Problem statement:
Copy out each line of the listing that has the word "VehicleAppId" in it.

· · · · · · ·

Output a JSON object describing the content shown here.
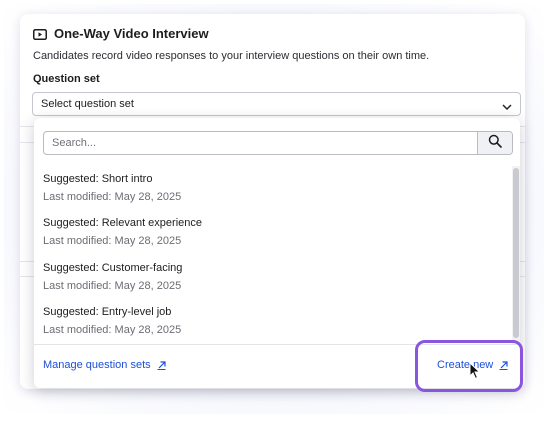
{
  "panel": {
    "title": "One-Way Video Interview",
    "description": "Candidates record video responses to your interview questions on their own time.",
    "question_set_label": "Question set",
    "select_value": "Select question set"
  },
  "dropdown": {
    "search_placeholder": "Search...",
    "options": [
      {
        "name": "Suggested: Short intro",
        "meta": "Last modified: May 28, 2025"
      },
      {
        "name": "Suggested: Relevant experience",
        "meta": "Last modified: May 28, 2025"
      },
      {
        "name": "Suggested: Customer-facing",
        "meta": "Last modified: May 28, 2025"
      },
      {
        "name": "Suggested: Entry-level job",
        "meta": "Last modified: May 28, 2025"
      }
    ],
    "manage_link": "Manage question sets",
    "create_link": "Create new"
  },
  "colors": {
    "link": "#1d4fd8",
    "highlight": "#8a56e0"
  },
  "icons": [
    "video-icon",
    "chevron-down-icon",
    "search-icon",
    "external-link-icon",
    "cursor-icon"
  ]
}
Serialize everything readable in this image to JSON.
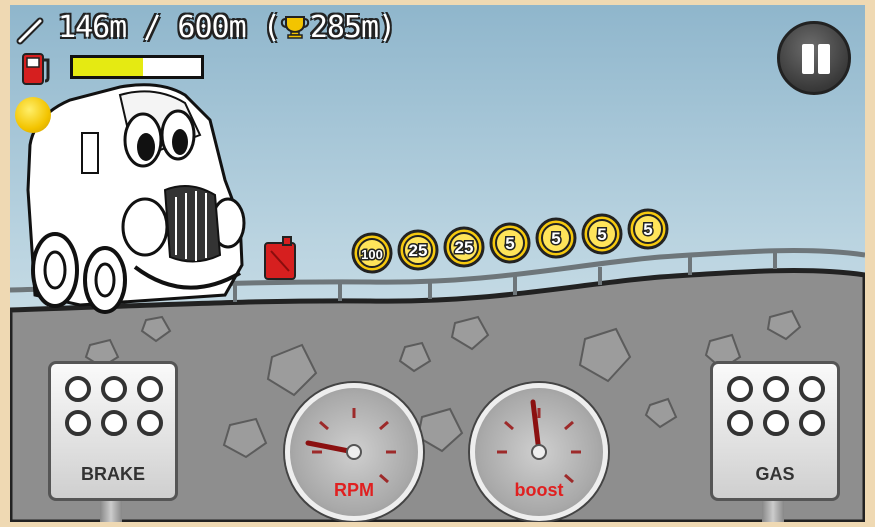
{
  "hud": {
    "distance_text": "146m / 600m (",
    "record_text": "285m)",
    "fuel_level": 0.55
  },
  "coins": [
    "100",
    "25",
    "25",
    "5",
    "5",
    "5",
    "5"
  ],
  "controls": {
    "brake_label": "BRAKE",
    "gas_label": "GAS"
  },
  "gauges": {
    "rpm_label": "RPM",
    "boost_label": "boost"
  },
  "colors": {
    "fuel_fill": "#e5ea12",
    "coin_gold": "#f6c90e",
    "fuel_can": "#d61f1f",
    "gauge_needle": "#8b1010"
  },
  "icons": [
    "distance-icon",
    "trophy-icon",
    "fuel-pump-icon",
    "coin-icon",
    "pause-icon",
    "fuel-can-icon"
  ]
}
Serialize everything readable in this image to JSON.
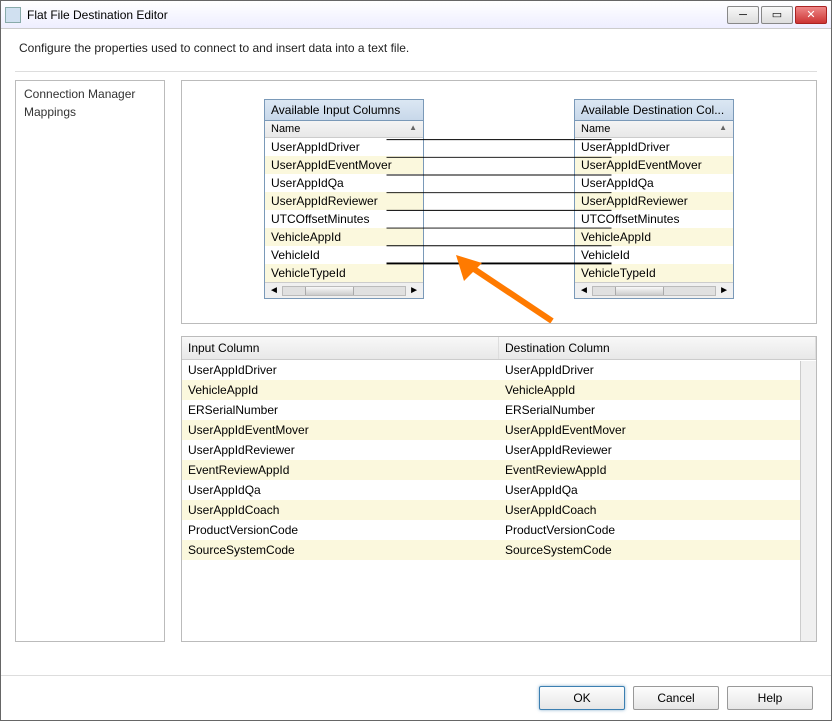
{
  "window": {
    "title": "Flat File Destination Editor",
    "instruction": "Configure the properties used to connect to and insert data into a text file."
  },
  "sidebar": [
    "Connection Manager",
    "Mappings"
  ],
  "mapper": {
    "inputHeader": "Available Input Columns",
    "destHeader": "Available Destination Col...",
    "nameCol": "Name",
    "inputItems": [
      "UserAppIdDriver",
      "UserAppIdEventMover",
      "UserAppIdQa",
      "UserAppIdReviewer",
      "UTCOffsetMinutes",
      "VehicleAppId",
      "VehicleId",
      "VehicleTypeId"
    ],
    "destItems": [
      "UserAppIdDriver",
      "UserAppIdEventMover",
      "UserAppIdQa",
      "UserAppIdReviewer",
      "UTCOffsetMinutes",
      "VehicleAppId",
      "VehicleId",
      "VehicleTypeId"
    ]
  },
  "grid": {
    "headers": [
      "Input Column",
      "Destination Column"
    ],
    "rows": [
      [
        "UserAppIdDriver",
        "UserAppIdDriver"
      ],
      [
        "VehicleAppId",
        "VehicleAppId"
      ],
      [
        "ERSerialNumber",
        "ERSerialNumber"
      ],
      [
        "UserAppIdEventMover",
        "UserAppIdEventMover"
      ],
      [
        "UserAppIdReviewer",
        "UserAppIdReviewer"
      ],
      [
        "EventReviewAppId",
        "EventReviewAppId"
      ],
      [
        "UserAppIdQa",
        "UserAppIdQa"
      ],
      [
        "UserAppIdCoach",
        "UserAppIdCoach"
      ],
      [
        "ProductVersionCode",
        "ProductVersionCode"
      ],
      [
        "SourceSystemCode",
        "SourceSystemCode"
      ]
    ]
  },
  "footer": {
    "ok": "OK",
    "cancel": "Cancel",
    "help": "Help"
  }
}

· · · · · · ·

Result for this task:
      "VehicleAppId",
      "VehicleAppId",
        "VehicleAppId",
        "VehicleAppId"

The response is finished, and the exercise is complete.